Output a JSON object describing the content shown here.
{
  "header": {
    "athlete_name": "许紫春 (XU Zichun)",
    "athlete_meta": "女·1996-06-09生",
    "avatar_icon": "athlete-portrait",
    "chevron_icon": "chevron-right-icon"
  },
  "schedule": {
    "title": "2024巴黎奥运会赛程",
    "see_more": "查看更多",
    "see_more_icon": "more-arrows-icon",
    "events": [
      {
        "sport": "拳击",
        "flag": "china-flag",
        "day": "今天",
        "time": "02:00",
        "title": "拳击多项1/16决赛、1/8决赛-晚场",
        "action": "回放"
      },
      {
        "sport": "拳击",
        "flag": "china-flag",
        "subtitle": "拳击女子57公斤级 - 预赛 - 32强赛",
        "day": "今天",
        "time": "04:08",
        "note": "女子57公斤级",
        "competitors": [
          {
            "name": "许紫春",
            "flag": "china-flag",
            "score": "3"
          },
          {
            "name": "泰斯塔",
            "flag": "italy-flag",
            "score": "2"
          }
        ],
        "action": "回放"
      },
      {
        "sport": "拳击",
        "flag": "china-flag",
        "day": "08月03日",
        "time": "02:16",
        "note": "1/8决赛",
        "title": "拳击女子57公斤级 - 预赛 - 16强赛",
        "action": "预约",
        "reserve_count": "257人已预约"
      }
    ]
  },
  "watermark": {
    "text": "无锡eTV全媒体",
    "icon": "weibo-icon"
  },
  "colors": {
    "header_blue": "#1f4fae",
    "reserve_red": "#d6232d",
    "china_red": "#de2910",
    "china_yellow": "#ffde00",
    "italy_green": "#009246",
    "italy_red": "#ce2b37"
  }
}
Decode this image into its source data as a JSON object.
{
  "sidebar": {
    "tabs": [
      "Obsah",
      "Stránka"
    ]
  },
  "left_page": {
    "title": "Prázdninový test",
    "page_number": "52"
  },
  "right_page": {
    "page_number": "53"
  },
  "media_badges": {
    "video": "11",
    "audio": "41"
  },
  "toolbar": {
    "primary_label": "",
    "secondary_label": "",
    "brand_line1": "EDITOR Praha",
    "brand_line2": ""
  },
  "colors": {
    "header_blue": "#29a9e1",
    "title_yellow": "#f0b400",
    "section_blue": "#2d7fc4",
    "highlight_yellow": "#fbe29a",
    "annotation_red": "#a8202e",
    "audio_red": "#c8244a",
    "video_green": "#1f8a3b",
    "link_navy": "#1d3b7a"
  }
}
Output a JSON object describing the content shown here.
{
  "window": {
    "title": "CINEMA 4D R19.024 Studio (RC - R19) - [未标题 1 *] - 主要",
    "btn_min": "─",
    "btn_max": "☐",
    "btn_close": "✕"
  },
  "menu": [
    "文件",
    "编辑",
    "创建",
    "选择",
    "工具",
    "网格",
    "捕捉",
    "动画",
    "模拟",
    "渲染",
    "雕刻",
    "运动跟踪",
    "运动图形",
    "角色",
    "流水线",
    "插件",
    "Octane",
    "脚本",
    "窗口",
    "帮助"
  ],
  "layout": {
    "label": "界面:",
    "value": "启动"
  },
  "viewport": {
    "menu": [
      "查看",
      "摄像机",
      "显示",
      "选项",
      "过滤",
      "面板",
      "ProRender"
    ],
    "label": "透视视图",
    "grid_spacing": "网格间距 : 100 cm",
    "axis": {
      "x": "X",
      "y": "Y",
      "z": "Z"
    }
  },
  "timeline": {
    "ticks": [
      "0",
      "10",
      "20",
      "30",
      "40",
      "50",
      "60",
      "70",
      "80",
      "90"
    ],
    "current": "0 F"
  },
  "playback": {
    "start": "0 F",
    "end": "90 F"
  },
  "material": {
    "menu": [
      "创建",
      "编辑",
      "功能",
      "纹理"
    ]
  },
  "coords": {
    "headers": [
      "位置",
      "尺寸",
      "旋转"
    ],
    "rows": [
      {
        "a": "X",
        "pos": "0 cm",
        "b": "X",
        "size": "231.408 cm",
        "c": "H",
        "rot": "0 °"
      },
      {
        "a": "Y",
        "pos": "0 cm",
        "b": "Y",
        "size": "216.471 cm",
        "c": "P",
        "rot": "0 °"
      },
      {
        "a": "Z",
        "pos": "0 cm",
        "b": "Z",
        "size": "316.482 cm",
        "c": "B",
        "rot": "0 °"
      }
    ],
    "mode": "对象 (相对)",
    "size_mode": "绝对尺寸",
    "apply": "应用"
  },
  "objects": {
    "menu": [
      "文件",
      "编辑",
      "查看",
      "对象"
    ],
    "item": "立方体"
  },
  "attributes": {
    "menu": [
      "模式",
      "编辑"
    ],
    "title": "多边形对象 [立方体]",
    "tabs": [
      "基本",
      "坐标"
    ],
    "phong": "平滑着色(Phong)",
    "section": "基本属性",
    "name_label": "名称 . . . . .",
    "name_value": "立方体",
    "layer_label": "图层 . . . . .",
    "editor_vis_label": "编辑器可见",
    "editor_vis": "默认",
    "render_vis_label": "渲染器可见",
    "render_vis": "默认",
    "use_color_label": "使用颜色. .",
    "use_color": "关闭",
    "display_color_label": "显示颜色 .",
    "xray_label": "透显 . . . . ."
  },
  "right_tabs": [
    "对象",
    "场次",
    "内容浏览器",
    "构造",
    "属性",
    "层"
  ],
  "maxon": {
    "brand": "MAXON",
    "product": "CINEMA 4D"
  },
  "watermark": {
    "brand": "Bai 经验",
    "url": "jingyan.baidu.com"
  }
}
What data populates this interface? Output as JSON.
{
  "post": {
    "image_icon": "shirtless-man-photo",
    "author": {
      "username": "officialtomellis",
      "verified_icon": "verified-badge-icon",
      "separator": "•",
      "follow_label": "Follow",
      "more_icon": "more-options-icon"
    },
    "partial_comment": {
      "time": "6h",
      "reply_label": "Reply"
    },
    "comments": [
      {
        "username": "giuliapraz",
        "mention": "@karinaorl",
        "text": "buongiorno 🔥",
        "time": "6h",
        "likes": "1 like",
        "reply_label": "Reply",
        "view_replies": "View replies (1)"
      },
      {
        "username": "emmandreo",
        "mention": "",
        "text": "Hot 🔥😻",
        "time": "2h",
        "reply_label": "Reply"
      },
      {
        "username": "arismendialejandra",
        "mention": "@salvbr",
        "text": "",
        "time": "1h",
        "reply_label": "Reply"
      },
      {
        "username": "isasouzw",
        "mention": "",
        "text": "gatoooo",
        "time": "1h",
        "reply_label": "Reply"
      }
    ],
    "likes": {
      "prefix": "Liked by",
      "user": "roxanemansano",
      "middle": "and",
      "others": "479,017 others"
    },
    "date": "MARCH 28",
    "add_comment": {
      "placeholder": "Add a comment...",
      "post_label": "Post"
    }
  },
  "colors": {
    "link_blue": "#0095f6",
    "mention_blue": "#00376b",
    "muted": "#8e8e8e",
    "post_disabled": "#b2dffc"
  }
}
^^^^
Each record above should be output again exactly.

Output a JSON object describing the content shown here.
{
  "header": {
    "athlete_name": "许紫春 (XU Zichun)",
    "athlete_meta": "女·1996-06-09生",
    "avatar_icon": "athlete-portrait",
    "chevron_icon": "chevron-right-icon"
  },
  "schedule": {
    "title": "2024巴黎奥运会赛程",
    "see_more": "查看更多",
    "see_more_icon": "more-arrows-icon",
    "events": [
      {
        "sport": "拳击",
        "flag": "china-flag",
        "day": "今天",
        "time": "02:00",
        "title": "拳击多项1/16决赛、1/8决赛-晚场",
        "action": "回放"
      },
      {
        "sport": "拳击",
        "flag": "china-flag",
        "subtitle": "拳击女子57公斤级 - 预赛 - 32强赛",
        "day": "今天",
        "time": "04:08",
        "note": "女子57公斤级",
        "competitors": [
          {
            "name": "许紫春",
            "flag": "china-flag",
            "score": "3"
          },
          {
            "name": "泰斯塔",
            "flag": "italy-flag",
            "score": "2"
          }
        ],
        "action": "回放"
      },
      {
        "sport": "拳击",
        "flag": "china-flag",
        "day": "08月03日",
        "time": "02:16",
        "note": "1/8决赛",
        "title": "拳击女子57公斤级 - 预赛 - 16强赛",
        "action": "预约",
        "reserve_count": "257人已预约"
      }
    ]
  },
  "watermark": {
    "text": "无锡eTV全媒体",
    "icon": "weibo-icon"
  },
  "colors": {
    "header_blue": "#1f4fae",
    "reserve_red": "#d6232d",
    "china_red": "#de2910",
    "china_yellow": "#ffde00",
    "italy_green": "#009246",
    "italy_red": "#ce2b37"
  }
}
Decode this image into its source data as a JSON object.
{
  "sidebar": {
    "tabs": [
      "Obsah",
      "Stránka"
    ]
  },
  "left_page": {
    "title": "Prázdninový test",
    "page_number": "52"
  },
  "right_page": {
    "page_number": "53"
  },
  "media_badges": {
    "video": "11",
    "audio": "41"
  },
  "toolbar": {
    "primary_label": "",
    "secondary_label": "",
    "brand_line1": "EDITOR Praha",
    "brand_line2": ""
  },
  "colors": {
    "header_blue": "#29a9e1",
    "title_yellow": "#f0b400",
    "section_blue": "#2d7fc4",
    "highlight_yellow": "#fbe29a",
    "annotation_red": "#a8202e",
    "audio_red": "#c8244a",
    "video_green": "#1f8a3b",
    "link_navy": "#1d3b7a"
  }
}
Output a JSON object describing the content shown here.
{
  "window": {
    "title": "CINEMA 4D R19.024 Studio (RC - R19) - [未标题 1 *] - 主要",
    "btn_min": "─",
    "btn_max": "☐",
    "btn_close": "✕"
  },
  "menu": [
    "文件",
    "编辑",
    "创建",
    "选择",
    "工具",
    "网格",
    "捕捉",
    "动画",
    "模拟",
    "渲染",
    "雕刻",
    "运动跟踪",
    "运动图形",
    "角色",
    "流水线",
    "插件",
    "Octane",
    "脚本",
    "窗口",
    "帮助"
  ],
  "layout": {
    "label": "界面:",
    "value": "启动"
  },
  "viewport": {
    "menu": [
      "查看",
      "摄像机",
      "显示",
      "选项",
      "过滤",
      "面板",
      "ProRender"
    ],
    "label": "透视视图",
    "grid_spacing": "网格间距 : 100 cm",
    "axis": {
      "x": "X",
      "y": "Y",
      "z": "Z"
    }
  },
  "timeline": {
    "ticks": [
      "0",
      "10",
      "20",
      "30",
      "40",
      "50",
      "60",
      "70",
      "80",
      "90"
    ],
    "current": "0 F"
  },
  "playback": {
    "start": "0 F",
    "end": "90 F"
  },
  "material": {
    "menu": [
      "创建",
      "编辑",
      "功能",
      "纹理"
    ]
  },
  "coords": {
    "headers": [
      "位置",
      "尺寸",
      "旋转"
    ],
    "rows": [
      {
        "a": "X",
        "pos": "0 cm",
        "b": "X",
        "size": "231.408 cm",
        "c": "H",
        "rot": "0 °"
      },
      {
        "a": "Y",
        "pos": "0 cm",
        "b": "Y",
        "size": "216.471 cm",
        "c": "P",
        "rot": "0 °"
      },
      {
        "a": "Z",
        "pos": "0 cm",
        "b": "Z",
        "size": "316.482 cm",
        "c": "B",
        "rot": "0 °"
      }
    ],
    "mode": "对象 (相对)",
    "size_mode": "绝对尺寸",
    "apply": "应用"
  },
  "objects": {
    "menu": [
      "文件",
      "编辑",
      "查看",
      "对象"
    ],
    "item": "立方体"
  },
  "attributes": {
    "menu": [
      "模式",
      "编辑"
    ],
    "title": "多边形对象 [立方体]",
    "tabs": [
      "基本",
      "坐标"
    ],
    "phong": "平滑着色(Phong)",
    "section": "基本属性",
    "name_label": "名称 . . . . .",
    "name_value": "立方体",
    "layer_label": "图层 . . . . .",
    "editor_vis_label": "编辑器可见",
    "editor_vis": "默认",
    "render_vis_label": "渲染器可见",
    "render_vis": "默认",
    "use_color_label": "使用颜色. .",
    "use_color": "关闭",
    "display_color_label": "显示颜色 .",
    "xray_label": "透显 . . . . ."
  },
  "right_tabs": [
    "对象",
    "场次",
    "内容浏览器",
    "构造",
    "属性",
    "层"
  ],
  "maxon": {
    "brand": "MAXON",
    "product": "CINEMA 4D"
  },
  "watermark": {
    "brand": "Bai 经验",
    "url": "jingyan.baidu.com"
  }
}
What data populates this interface? Output as JSON.
{
  "post": {
    "image_icon": "shirtless-man-photo",
    "author": {
      "username": "officialtomellis",
      "verified_icon": "verified-badge-icon",
      "separator": "•",
      "follow_label": "Follow",
      "more_icon": "more-options-icon"
    },
    "partial_comment": {
      "time": "6h",
      "reply_label": "Reply"
    },
    "comments": [
      {
        "username": "giuliapraz",
        "mention": "@karinaorl",
        "text": "buongiorno 🔥",
        "time": "6h",
        "likes": "1 like",
        "reply_label": "Reply",
        "view_replies": "View replies (1)"
      },
      {
        "username": "emmandreo",
        "mention": "",
        "text": "Hot 🔥😻",
        "time": "2h",
        "reply_label": "Reply"
      },
      {
        "username": "arismendialejandra",
        "mention": "@salvbr",
        "text": "",
        "time": "1h",
        "reply_label": "Reply"
      },
      {
        "username": "isasouzw",
        "mention": "",
        "text": "gatoooo",
        "time": "1h",
        "reply_label": "Reply"
      }
    ],
    "likes": {
      "prefix": "Liked by",
      "user": "roxanemansano",
      "middle": "and",
      "others": "479,017 others"
    },
    "date": "MARCH 28",
    "add_comment": {
      "placeholder": "Add a comment...",
      "post_label": "Post"
    }
  },
  "colors": {
    "link_blue": "#0095f6",
    "mention_blue": "#00376b",
    "muted": "#8e8e8e",
    "post_disabled": "#b2dffc"
  }
}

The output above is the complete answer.